• **Work task**: Select all lines in the records that include "with".

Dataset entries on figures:
::::
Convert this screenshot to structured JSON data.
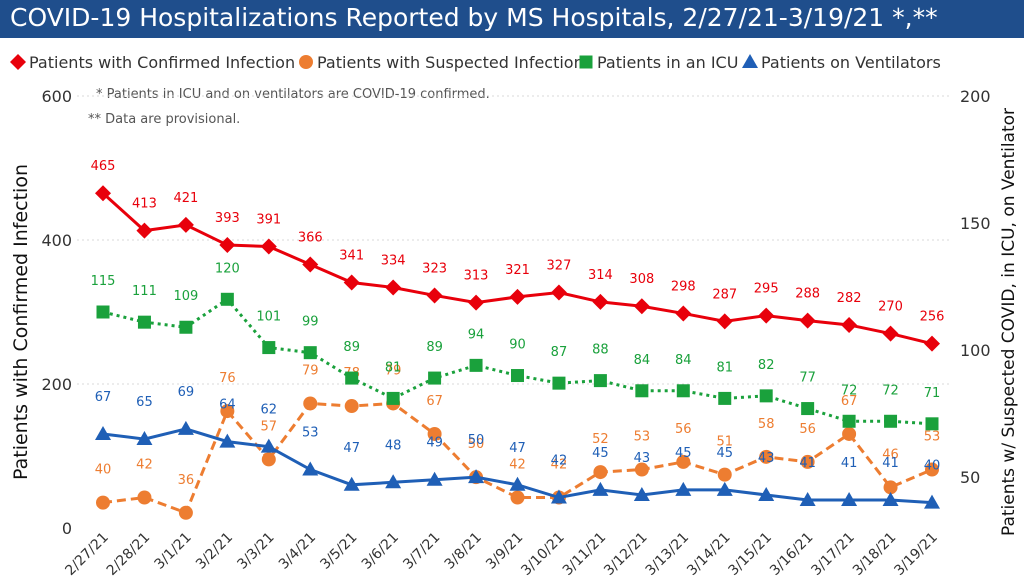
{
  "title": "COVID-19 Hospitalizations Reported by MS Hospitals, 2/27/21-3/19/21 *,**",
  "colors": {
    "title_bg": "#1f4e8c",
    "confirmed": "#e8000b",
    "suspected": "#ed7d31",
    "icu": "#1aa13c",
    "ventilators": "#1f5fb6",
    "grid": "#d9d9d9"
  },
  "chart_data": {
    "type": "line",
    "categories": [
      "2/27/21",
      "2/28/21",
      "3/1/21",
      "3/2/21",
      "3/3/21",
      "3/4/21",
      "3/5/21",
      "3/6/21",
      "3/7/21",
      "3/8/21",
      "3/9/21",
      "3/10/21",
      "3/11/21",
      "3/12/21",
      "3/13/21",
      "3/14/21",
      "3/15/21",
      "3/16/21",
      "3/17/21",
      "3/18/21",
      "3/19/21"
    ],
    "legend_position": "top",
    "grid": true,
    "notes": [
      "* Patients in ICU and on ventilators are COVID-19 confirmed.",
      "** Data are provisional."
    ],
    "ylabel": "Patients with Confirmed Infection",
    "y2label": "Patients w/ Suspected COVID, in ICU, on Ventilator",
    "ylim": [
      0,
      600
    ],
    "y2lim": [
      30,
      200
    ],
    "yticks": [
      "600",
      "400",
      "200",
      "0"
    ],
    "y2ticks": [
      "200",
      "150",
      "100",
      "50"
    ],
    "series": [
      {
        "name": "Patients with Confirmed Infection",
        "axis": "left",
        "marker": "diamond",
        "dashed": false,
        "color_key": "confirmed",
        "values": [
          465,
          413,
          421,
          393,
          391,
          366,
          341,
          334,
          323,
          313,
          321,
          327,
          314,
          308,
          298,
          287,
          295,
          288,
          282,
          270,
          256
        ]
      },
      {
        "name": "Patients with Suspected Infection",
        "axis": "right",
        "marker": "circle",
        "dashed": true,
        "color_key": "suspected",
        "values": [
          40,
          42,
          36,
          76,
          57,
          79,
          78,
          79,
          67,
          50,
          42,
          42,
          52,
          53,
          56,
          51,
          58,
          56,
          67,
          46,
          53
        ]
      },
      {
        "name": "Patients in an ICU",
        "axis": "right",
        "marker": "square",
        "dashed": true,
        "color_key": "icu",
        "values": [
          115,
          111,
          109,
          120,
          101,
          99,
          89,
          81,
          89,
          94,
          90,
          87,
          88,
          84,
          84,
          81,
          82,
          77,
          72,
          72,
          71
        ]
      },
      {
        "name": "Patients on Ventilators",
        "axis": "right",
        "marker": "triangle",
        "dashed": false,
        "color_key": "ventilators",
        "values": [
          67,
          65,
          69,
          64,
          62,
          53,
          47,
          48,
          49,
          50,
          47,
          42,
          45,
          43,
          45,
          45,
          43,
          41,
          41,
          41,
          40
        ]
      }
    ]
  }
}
::::
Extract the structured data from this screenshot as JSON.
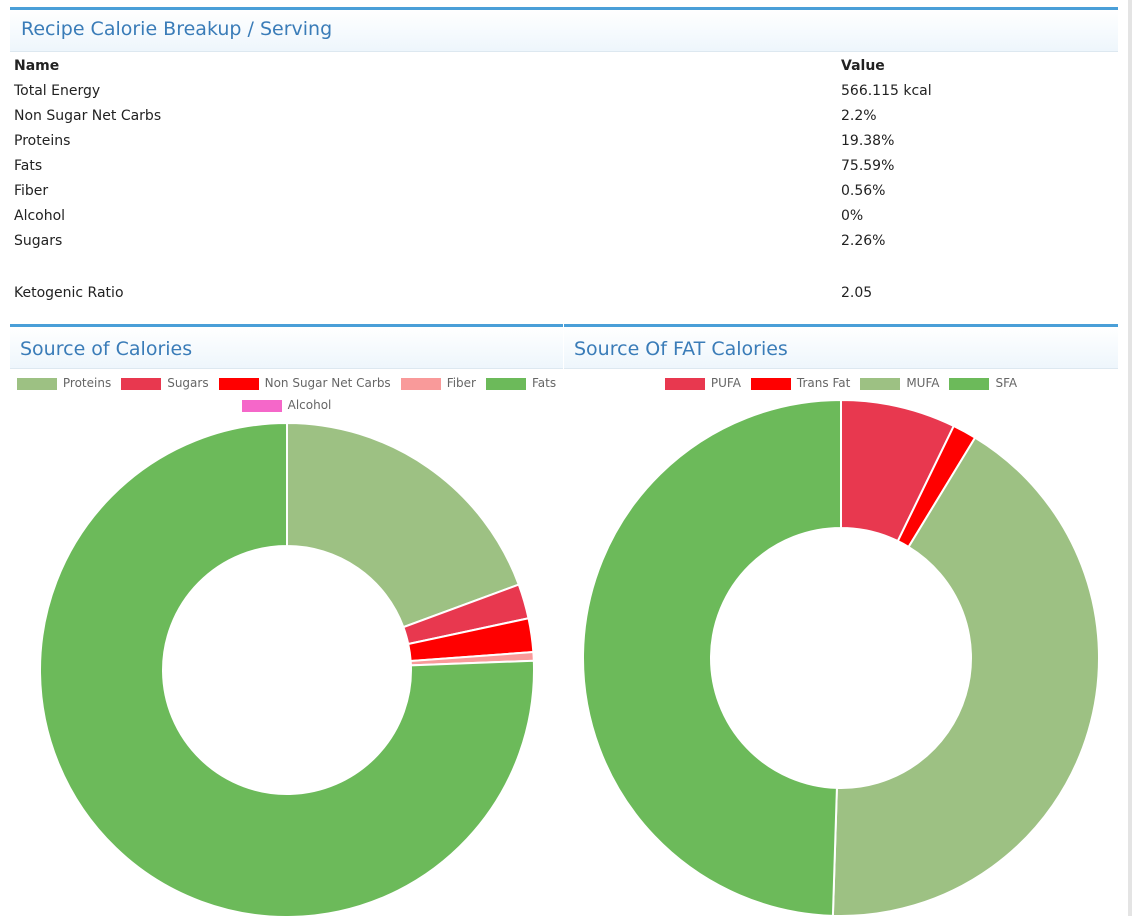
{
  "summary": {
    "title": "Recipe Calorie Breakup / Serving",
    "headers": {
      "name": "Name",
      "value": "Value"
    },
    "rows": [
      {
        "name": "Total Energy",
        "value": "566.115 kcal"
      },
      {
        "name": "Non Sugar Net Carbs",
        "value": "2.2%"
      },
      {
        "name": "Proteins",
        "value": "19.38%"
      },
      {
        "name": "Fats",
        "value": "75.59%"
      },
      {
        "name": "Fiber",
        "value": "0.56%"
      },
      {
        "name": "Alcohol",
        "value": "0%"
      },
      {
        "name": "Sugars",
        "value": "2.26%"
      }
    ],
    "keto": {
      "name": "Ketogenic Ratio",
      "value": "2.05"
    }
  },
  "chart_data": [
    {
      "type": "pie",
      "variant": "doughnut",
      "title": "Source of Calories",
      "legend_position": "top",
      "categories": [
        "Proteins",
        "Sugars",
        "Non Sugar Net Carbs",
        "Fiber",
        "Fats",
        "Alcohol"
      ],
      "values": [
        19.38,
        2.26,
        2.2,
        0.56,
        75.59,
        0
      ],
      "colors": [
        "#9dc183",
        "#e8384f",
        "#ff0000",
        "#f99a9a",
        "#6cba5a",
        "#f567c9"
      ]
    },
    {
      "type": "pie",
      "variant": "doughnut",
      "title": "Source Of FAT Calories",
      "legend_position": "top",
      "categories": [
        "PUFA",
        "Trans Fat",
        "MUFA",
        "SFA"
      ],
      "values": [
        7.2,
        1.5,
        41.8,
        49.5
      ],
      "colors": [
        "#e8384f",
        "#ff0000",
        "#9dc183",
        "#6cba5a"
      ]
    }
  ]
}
::::
• **Answer to the exercise**:
    "ylabel": "Patients with Confirmed Infection",
        "name": "Patients with Confirmed Infection",
        "name": "Patients with Suspected Infection",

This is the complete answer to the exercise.